# WRITTEN INSTRUCTION
Find the word "thức" in the records below. List each line containing it.

[Lines of data]
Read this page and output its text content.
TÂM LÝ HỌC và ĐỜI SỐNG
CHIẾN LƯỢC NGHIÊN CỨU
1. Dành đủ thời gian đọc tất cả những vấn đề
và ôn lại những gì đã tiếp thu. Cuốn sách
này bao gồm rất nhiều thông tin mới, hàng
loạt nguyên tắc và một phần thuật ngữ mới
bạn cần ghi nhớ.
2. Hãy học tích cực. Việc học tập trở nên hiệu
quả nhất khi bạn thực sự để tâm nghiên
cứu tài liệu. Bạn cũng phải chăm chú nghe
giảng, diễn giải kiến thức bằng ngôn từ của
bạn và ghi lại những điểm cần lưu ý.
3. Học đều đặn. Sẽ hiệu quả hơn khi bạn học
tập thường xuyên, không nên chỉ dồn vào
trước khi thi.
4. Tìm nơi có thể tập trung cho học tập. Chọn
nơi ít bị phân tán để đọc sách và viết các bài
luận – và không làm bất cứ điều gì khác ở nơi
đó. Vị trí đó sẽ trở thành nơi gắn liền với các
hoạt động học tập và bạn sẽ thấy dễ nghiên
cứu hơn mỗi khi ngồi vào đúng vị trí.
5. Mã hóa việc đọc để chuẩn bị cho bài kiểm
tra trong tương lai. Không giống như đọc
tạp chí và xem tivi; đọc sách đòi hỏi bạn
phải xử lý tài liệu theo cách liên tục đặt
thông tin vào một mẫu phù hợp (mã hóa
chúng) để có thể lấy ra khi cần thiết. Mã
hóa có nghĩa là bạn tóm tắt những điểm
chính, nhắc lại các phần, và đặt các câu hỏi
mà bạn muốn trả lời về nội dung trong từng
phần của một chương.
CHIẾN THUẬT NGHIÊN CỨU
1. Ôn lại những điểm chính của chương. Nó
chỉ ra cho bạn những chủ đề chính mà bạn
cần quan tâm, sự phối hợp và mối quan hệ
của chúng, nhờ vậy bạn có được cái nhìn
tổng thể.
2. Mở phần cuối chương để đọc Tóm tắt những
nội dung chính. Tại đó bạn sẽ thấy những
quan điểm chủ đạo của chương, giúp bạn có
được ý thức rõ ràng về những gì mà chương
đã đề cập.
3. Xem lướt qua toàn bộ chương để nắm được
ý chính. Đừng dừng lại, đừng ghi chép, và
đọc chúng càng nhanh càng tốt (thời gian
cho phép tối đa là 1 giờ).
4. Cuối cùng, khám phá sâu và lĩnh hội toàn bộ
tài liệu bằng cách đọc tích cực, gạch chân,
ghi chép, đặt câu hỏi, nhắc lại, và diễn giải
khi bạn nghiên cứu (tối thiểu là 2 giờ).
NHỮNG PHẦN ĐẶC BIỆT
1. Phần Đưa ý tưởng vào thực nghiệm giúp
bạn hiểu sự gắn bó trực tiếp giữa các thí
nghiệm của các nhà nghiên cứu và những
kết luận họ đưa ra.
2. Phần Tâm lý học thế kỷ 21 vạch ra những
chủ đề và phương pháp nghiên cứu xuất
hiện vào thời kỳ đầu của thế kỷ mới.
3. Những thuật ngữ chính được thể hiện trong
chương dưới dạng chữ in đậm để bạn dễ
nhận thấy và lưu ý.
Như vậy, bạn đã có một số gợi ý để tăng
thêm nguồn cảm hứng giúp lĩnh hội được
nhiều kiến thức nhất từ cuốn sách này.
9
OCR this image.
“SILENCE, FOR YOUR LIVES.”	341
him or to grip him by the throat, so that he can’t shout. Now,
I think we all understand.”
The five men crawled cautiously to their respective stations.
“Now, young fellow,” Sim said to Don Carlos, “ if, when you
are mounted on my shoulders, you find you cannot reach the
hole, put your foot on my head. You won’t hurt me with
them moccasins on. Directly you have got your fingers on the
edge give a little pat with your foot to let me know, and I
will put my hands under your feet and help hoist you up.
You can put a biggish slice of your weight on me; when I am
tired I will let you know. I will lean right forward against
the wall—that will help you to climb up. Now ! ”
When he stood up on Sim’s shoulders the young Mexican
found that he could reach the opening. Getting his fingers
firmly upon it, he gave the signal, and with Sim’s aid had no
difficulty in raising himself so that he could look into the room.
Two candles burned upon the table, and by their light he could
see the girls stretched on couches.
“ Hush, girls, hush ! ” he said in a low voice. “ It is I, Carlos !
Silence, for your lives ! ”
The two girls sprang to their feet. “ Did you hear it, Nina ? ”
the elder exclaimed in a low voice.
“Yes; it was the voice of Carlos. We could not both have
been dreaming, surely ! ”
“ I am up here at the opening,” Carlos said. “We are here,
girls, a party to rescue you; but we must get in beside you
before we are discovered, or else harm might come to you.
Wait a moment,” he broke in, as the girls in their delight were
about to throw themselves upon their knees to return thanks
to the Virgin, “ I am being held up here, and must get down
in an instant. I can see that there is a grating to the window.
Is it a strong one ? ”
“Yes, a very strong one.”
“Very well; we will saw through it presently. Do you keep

# COMPLETE OUTPUT
giảng, diễn giải kiến thức bằng ngôn từ của
được ý thức rõ ràng về những gì mà chương
nhiều kiến thức nhất từ cuốn sách này.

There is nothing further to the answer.